RU2084327C1 - Method of and device for machining of parts in fluidized abrasive - Google Patents

Abstract

FIELD: mechanical engineering and other industries; finishing of parts such as bearing races, axles, bushings. SUBSTANCE: in known method of machining of parts in fluidized abrasive air stream is delivered to surface to be machined under action of which abrasive particles act onto part surface air stream is divided into separate streams which are uniformly distributed around the part and are directed to surface to be machined at angle equal to angle of cutting of abrasive grains. Device has housing and working chamber with holes to let in air stream and layer of abrasive particles. Part to be machined is installed in working chamber which has circular shape and is formed by surface of machined part and inner cylindrical groove of ring installed in housing. Ring has holes uniformly spaced over circumference which communicate working chamber with ring groove of housing intended for delivery of compressed air. Slots are arranged at angle relative to radial direction. EFFECT: increase machining capacity , simplified design of processing equipment. 2 cl, 3 dwg

Description

 The invention relates to finishing methods for processing parts such as rings of bearings, axles, bushings with a free abrasive and can be used in mechanical engineering, instrumentation and other sectors of the economy.

 A known method of processing parts with a free abrasive [1] in which the rotatable workpiece is placed in a fluidized bed of a free abrasive, which is mounted due to the impeller installed in the chamber and kinematically connected with the drive of the part.

 The disadvantage of this method is the uneven removal of material over the entire machined surface and the complexity of the regulation of technological processing parameters.

Device for processing parts in a fluidized abrasive, in which the workpiece is exposed to a stream coming through inclined channels made in a cone-shaped chamber [2]
The disadvantage of this device is the limited technological capabilities due to the low speed and irrationality of the angle of impact of the grains under the influence of air flow on the treated surface, as a result of which high processing productivity is not ensured.

 The objective of the invention is to increase processing productivity while simplifying the design of process equipment.

 The problem is achieved in that in the known method for processing parts in a fluidized bed of an abrasive, in which an air flow is supplied to the surface to be treated, under the action of which the abrasive particles act on the surface of the part, the total air stream is divided into separate air jets, they are evenly distributed around the part and sent to the treated surface at an angle equal to the angle of cutting of abrasive grains.

 In the known device for processing parts, comprising a housing and a working chamber mounted thereon, having openings for air flow and containing a layer of abrasive particles in which the workpiece is installed, the working chamber has an annular shape and is formed by the workpiece surface and the inner cylindrical groove of the ring, installed in the housing, the ring has holes evenly spaced around the circumference, connecting the working chamber with the annular groove of the housing, designed to compressed air flow, slotted holes are located at an angle to the radial direction.

Stored entries
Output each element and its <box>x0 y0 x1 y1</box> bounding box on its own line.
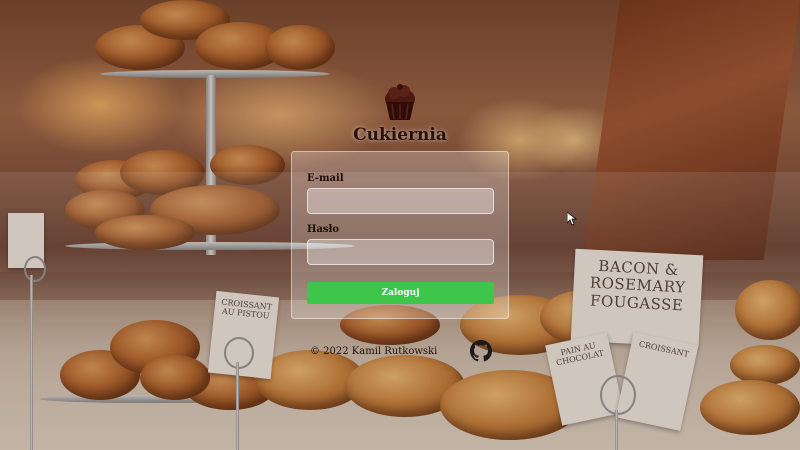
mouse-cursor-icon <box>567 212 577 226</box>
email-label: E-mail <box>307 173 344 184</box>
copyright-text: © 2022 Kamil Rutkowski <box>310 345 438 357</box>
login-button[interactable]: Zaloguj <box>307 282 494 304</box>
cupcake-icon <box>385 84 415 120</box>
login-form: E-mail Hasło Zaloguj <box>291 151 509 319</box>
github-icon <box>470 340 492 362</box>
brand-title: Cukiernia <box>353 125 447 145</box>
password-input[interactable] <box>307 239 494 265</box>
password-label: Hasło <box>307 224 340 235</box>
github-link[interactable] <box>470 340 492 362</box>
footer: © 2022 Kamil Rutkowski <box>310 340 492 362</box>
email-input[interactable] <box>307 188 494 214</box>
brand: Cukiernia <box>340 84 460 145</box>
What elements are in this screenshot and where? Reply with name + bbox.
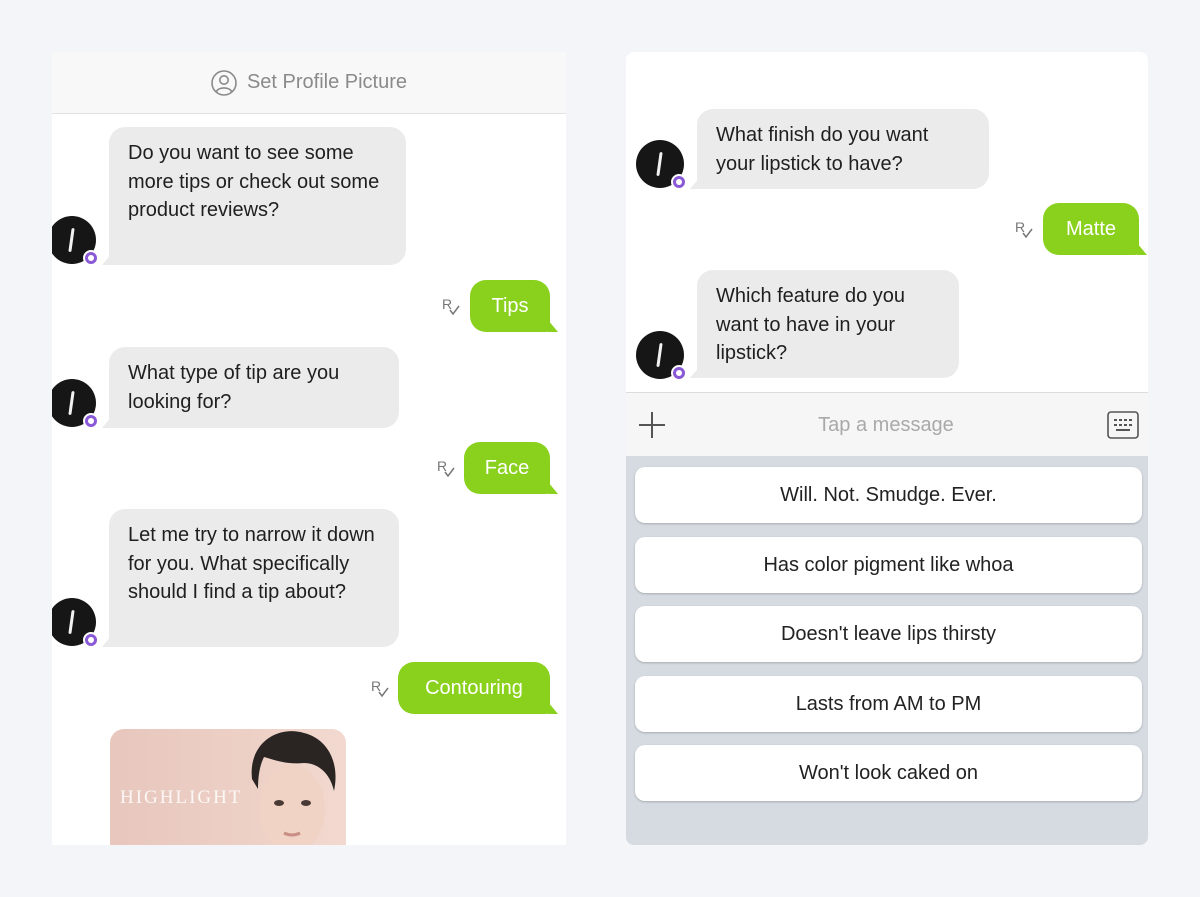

---

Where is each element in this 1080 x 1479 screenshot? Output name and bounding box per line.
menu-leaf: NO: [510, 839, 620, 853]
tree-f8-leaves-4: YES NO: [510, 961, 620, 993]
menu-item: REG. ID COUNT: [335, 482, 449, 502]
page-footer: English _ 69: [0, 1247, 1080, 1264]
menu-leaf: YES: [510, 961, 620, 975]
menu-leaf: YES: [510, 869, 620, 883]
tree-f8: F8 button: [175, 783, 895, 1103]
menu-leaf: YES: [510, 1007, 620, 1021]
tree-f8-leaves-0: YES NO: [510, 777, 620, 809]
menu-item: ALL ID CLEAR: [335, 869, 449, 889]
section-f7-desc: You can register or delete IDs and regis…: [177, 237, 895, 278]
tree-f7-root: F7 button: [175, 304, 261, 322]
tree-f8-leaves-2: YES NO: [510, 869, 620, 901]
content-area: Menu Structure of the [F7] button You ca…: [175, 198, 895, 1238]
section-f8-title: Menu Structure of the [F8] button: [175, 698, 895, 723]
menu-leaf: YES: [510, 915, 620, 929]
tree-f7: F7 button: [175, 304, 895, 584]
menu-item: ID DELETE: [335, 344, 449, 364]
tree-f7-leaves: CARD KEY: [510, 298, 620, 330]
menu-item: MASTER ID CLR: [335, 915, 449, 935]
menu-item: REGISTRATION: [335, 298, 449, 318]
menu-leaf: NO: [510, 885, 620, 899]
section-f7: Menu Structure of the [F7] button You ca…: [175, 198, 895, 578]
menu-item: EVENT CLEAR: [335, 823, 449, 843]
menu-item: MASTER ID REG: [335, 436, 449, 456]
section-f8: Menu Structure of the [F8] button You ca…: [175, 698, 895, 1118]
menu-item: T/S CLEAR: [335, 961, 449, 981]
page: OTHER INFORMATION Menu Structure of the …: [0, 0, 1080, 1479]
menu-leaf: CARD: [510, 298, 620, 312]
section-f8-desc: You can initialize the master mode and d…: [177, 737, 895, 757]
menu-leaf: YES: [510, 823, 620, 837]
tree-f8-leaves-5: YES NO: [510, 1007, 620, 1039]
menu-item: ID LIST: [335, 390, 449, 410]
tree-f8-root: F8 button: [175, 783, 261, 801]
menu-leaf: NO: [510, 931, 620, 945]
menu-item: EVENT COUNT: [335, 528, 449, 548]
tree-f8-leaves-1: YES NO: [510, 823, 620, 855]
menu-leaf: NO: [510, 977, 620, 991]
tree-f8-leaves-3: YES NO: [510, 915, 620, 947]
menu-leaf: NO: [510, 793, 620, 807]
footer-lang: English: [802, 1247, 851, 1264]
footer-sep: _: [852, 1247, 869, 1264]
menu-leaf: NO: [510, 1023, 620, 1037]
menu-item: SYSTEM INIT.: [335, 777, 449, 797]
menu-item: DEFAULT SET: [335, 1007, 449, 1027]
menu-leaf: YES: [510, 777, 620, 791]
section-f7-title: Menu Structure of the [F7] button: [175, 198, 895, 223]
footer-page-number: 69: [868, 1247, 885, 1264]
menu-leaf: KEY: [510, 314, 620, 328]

==

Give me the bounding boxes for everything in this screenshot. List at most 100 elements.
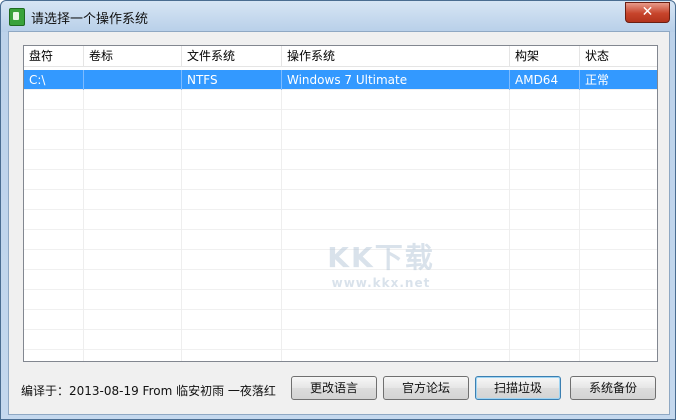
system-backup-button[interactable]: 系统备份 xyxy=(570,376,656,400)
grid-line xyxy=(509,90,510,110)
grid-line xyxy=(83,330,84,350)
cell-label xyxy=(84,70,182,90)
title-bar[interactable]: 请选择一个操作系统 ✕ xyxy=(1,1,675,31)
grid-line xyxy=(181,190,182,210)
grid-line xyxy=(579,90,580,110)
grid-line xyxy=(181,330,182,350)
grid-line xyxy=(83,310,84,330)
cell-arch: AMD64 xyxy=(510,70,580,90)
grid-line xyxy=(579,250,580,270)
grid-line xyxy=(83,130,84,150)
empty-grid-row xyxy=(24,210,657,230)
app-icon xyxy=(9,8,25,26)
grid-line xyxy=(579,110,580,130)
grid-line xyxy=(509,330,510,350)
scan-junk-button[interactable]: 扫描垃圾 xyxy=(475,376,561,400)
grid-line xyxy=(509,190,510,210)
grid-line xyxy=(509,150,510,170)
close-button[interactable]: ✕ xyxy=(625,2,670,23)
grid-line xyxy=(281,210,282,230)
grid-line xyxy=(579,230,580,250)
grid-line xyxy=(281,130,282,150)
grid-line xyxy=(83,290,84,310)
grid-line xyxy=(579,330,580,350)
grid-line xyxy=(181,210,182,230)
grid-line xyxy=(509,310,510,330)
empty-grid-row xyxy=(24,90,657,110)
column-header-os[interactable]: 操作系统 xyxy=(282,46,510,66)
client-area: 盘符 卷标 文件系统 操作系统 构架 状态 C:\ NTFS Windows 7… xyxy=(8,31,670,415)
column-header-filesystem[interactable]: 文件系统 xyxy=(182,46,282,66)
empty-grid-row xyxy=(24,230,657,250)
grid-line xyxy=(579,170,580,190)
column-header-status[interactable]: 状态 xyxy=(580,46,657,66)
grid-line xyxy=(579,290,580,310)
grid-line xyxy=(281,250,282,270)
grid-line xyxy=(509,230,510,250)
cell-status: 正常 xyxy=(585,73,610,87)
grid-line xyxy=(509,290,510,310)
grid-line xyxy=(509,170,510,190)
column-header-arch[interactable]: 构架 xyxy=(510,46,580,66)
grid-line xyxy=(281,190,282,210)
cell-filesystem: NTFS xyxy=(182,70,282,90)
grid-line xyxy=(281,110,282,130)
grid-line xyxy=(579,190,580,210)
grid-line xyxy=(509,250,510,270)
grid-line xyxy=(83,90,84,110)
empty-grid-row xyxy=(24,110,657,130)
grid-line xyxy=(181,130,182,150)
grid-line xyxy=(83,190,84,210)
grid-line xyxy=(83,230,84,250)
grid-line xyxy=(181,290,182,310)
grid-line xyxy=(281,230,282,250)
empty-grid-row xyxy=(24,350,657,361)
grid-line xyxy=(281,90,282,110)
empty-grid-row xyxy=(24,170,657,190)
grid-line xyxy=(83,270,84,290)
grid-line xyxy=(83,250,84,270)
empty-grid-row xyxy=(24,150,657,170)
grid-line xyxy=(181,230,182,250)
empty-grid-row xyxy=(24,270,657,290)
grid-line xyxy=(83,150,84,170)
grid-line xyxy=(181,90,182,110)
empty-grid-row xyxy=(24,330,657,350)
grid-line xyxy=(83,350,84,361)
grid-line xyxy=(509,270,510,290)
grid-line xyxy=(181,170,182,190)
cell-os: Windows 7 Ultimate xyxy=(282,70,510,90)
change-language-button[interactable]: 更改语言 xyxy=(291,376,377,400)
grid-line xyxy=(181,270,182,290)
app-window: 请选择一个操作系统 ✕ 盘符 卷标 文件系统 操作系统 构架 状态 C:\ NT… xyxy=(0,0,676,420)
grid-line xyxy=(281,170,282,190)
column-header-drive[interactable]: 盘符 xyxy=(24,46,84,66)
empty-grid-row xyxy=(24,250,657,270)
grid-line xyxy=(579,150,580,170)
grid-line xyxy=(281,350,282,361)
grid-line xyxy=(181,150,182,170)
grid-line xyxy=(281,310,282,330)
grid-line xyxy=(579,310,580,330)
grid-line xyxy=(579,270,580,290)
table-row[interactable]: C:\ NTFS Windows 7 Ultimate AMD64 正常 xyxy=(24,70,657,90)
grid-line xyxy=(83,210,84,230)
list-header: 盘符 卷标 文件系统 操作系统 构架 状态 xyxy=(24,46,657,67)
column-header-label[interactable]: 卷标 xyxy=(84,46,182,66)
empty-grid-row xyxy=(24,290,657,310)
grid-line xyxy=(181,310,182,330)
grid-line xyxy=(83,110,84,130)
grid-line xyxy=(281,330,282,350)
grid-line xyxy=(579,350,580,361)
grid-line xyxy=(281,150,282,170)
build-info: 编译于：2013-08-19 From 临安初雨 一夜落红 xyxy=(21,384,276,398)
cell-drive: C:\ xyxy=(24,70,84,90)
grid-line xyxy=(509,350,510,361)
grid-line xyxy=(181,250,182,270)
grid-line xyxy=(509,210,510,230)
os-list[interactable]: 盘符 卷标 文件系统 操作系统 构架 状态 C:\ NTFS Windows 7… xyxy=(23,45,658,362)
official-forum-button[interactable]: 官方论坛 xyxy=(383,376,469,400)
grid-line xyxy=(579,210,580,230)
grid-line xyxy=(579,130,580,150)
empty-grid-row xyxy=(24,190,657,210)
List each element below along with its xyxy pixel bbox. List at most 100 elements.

### [WHAT IS ASKED]
• A. In the fluidized-abrasive patent text, at what angle are the separate air jets sent to the treated surface?
• B. Extend the fluidized-abrasive patent text, picking up after its final sentence.

### [EXPECTED RESULTS]
• A. At an angle equal to the angle of cutting of the abrasive grains.

• B.
 Since the total air flow is divided into separate jets, the speed of air movement increases and the kinetic energy of the abrasive grains entering the air jets increases, as a result of which they hit the surface to be treated with greater force and more effectively remove the stock. And since air jets are directed to the surface to be machined at an angle equal to the cutting angle, all the energy of the impact of grains on the surface of the part is spent on individual chips, which further increases the rate of metal removal. In addition, the location of the air jets at an angle to the work surface provides a circular movement of the abrasive around the part and rotation of the part itself, which eliminates the need to use a special rotation drive, simplifies the implementation of the method.

 The invention is illustrated by drawings, where in FIG. 1 shows a device in axial section AA; in FIG. 2 the same in cross-section BB; in FIG. 3 diagram of the impact of abrasive grain on the treated surface.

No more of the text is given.